⟨

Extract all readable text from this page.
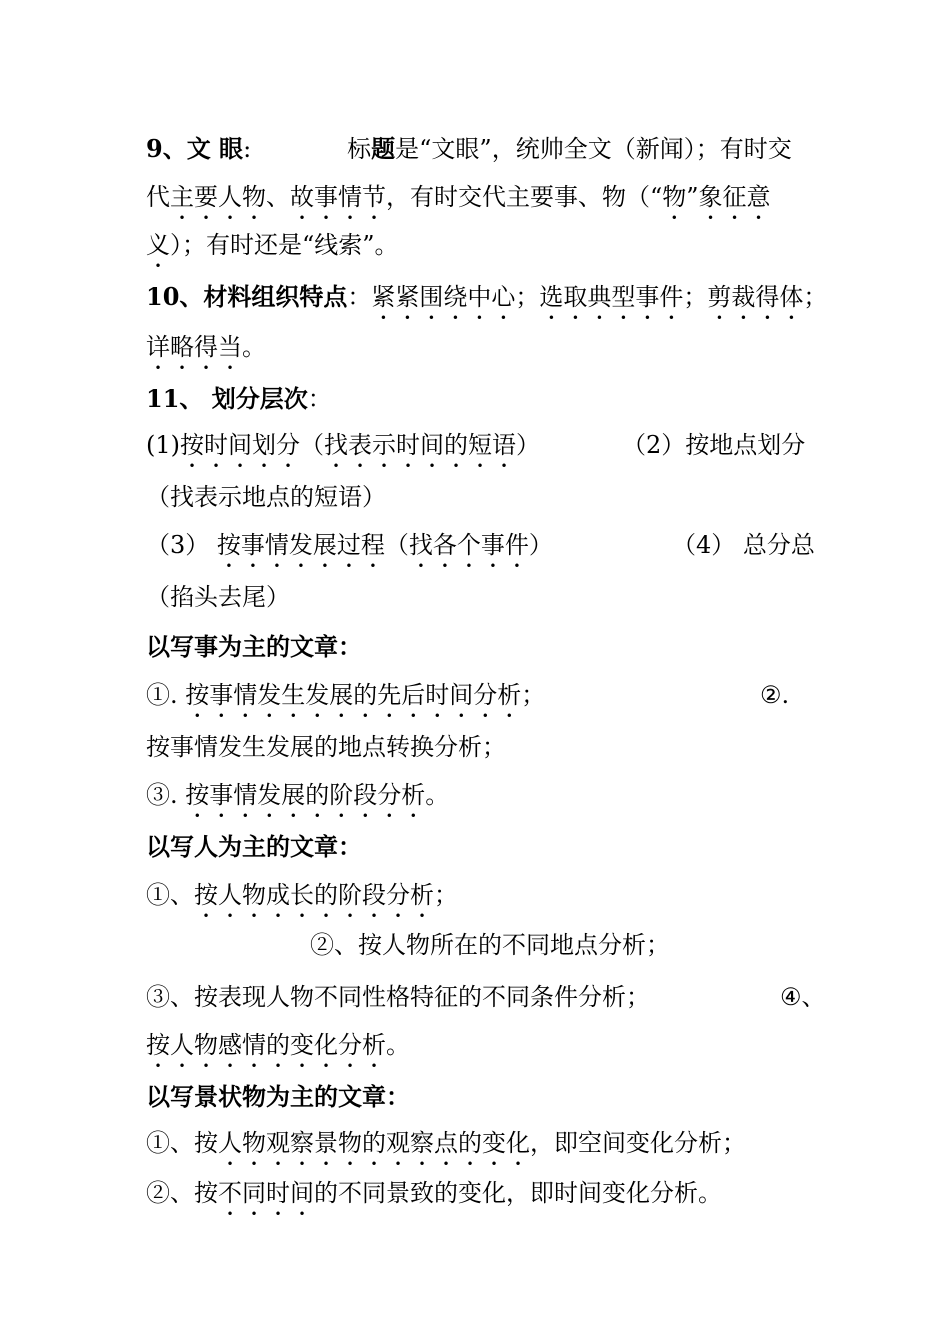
9、文 眼:	标题是“文眼”，统帅全文（新闻）；有时交
代主要人物、故事情节，有时交代主要事、物（“物”象征意
义）；有时还是“线索”。
10、材料组织特点：紧紧围绕中心；选取典型事件；剪裁得体；
详略得当。
11、 划分层次：
(1)按时间划分（找表示时间的短语）	（2）按地点划分
（找表示地点的短语）
（3） 按事情发展过程（找各个事件）	（4） 总分总
（掐头去尾）
以写事为主的文章：
①. 按事情发生发展的先后时间分析；	②.
按事情发生发展的地点转换分析；
③. 按事情发展的阶段分析。
以写人为主的文章：
①、按人物成长的阶段分析；
②、按人物所在的不同地点分析；
③、按表现人物不同性格特征的不同条件分析；	④、
按人物感情的变化分析。
以写景状物为主的文章：
①、按人物观察景物的观察点的变化，即空间变化分析；
②、按不同时间的不同景致的变化，即时间变化分析。
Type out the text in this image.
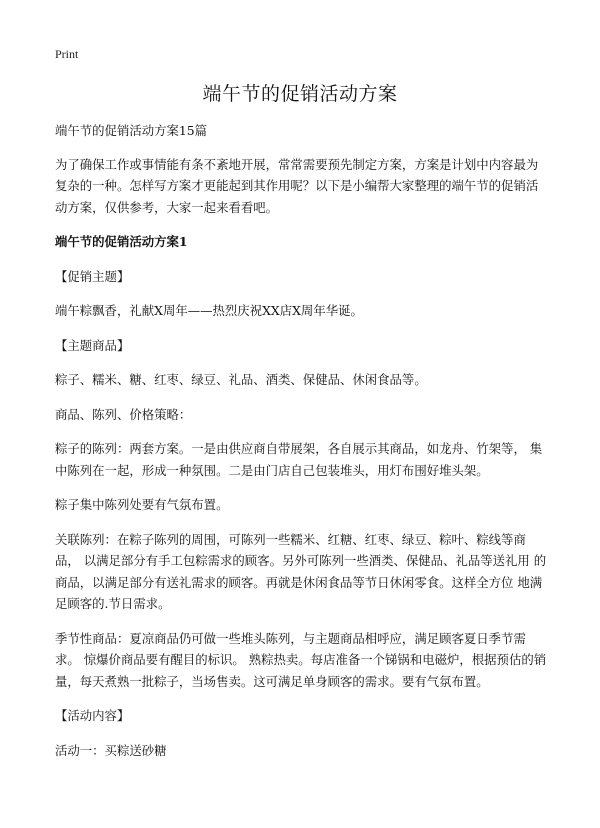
Print
端午节的促销活动方案

端午节的促销活动方案15篇

为了确保工作或事情能有条不紊地开展，常常需要预先制定方案，方案是计划中内容最为复杂的一种。怎样写方案才更能起到其作用呢？以下是小编帮大家整理的端午节的促销活动方案，仅供参考，大家一起来看看吧。

端午节的促销活动方案1

【促销主题】

端午粽飘香，礼献Ⅹ周年——热烈庆祝XX店X周年华诞。

【主题商品】

粽子、糯米、糖、红枣、绿豆、礼品、酒类、保健品、休闲食品等。

商品、陈列、价格策略：

粽子的陈列：两套方案。一是由供应商自带展架，各自展示其商品，如龙舟、竹架等， 集中陈列在一起，形成一种氛围。二是由门店自己包装堆头，用灯布围好堆头架。

粽子集中陈列处要有气氛布置。

关联陈列：在粽子陈列的周围，可陈列一些糯米、红糖、红枣、绿豆、粽叶、粽线等商 品， 以满足部分有手工包粽需求的顾客。另外可陈列一些酒类、保健品、礼品等送礼用 的商品，以满足部分有送礼需求的顾客。再就是休闲食品等节日休闲零食。这样全方位 地满足顾客的.节日需求。

季节性商品：夏凉商品仍可做一些堆头陈列，与主题商品相呼应，满足顾客夏日季节需 求。 惊爆价商品要有醒目的标识。 熟粽热卖。每店准备一个锑锅和电磁炉，根据预估的销量，每天煮熟一批粽子，当场售卖。这可满足单身顾客的需求。要有气氛布置。

【活动内容】

活动一：买粽送砂糖
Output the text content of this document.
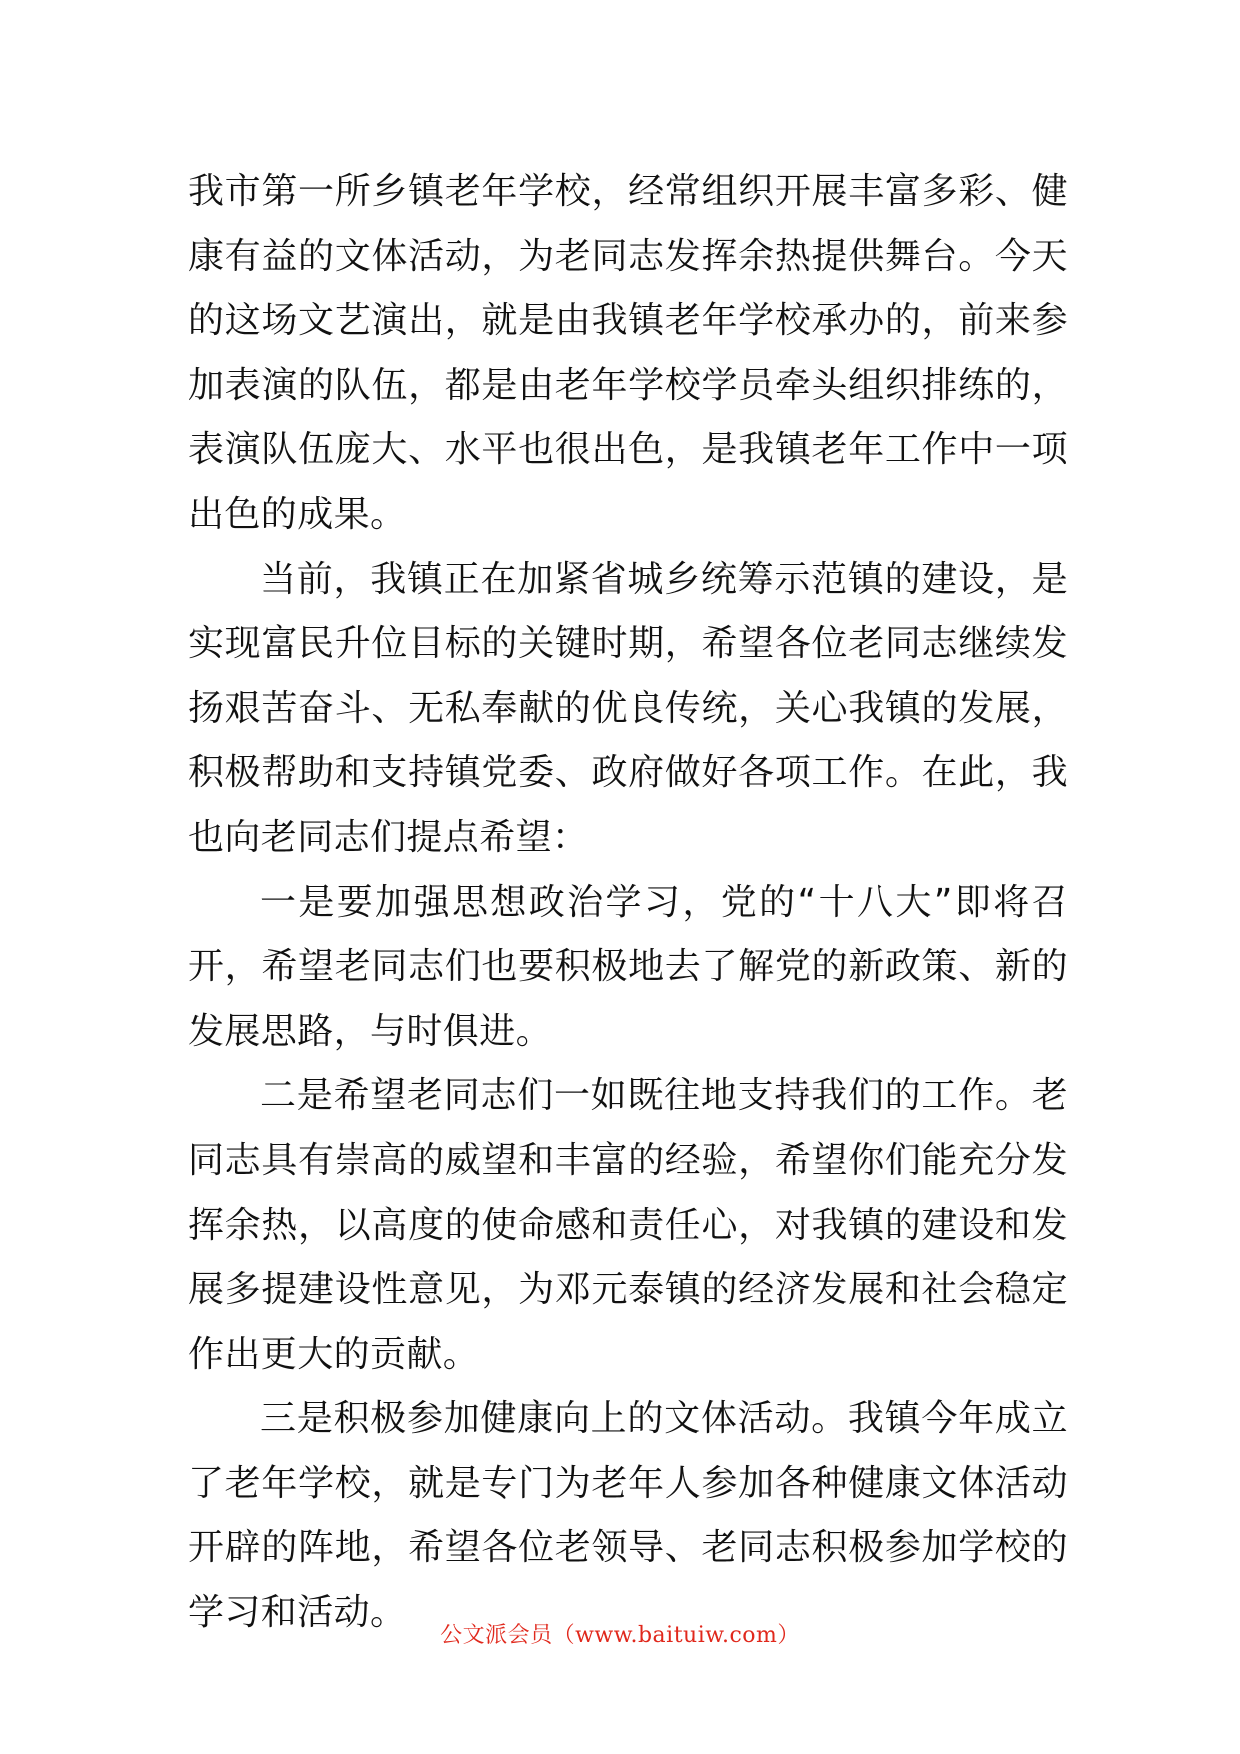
我市第一所乡镇老年学校，经常组织开展丰富多彩、健康有益的文体活动，为老同志发挥余热提供舞台。今天的这场文艺演出，就是由我镇老年学校承办的，前来参加表演的队伍，都是由老年学校学员牵头组织排练的，表演队伍庞大、水平也很出色，是我镇老年工作中一项出色的成果。

当前，我镇正在加紧省城乡统筹示范镇的建设，是实现富民升位目标的关键时期，希望各位老同志继续发扬艰苦奋斗、无私奉献的优良传统，关心我镇的发展，积极帮助和支持镇党委、政府做好各项工作。在此，我也向老同志们提点希望：

一是要加强思想政治学习，党的“十八大”即将召开，希望老同志们也要积极地去了解党的新政策、新的发展思路，与时俱进。

二是希望老同志们一如既往地支持我们的工作。老同志具有崇高的威望和丰富的经验，希望你们能充分发挥余热，以高度的使命感和责任心，对我镇的建设和发展多提建设性意见，为邓元泰镇的经济发展和社会稳定作出更大的贡献。

三是积极参加健康向上的文体活动。我镇今年成立了老年学校，就是专门为老年人参加各种健康文体活动开辟的阵地，希望各位老领导、老同志积极参加学校的学习和活动。

公文派会员（www.baituiw.com）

⟩

• _What needs to be done_: Report only the number of lines that hold the word "text".

• _Response below_: 3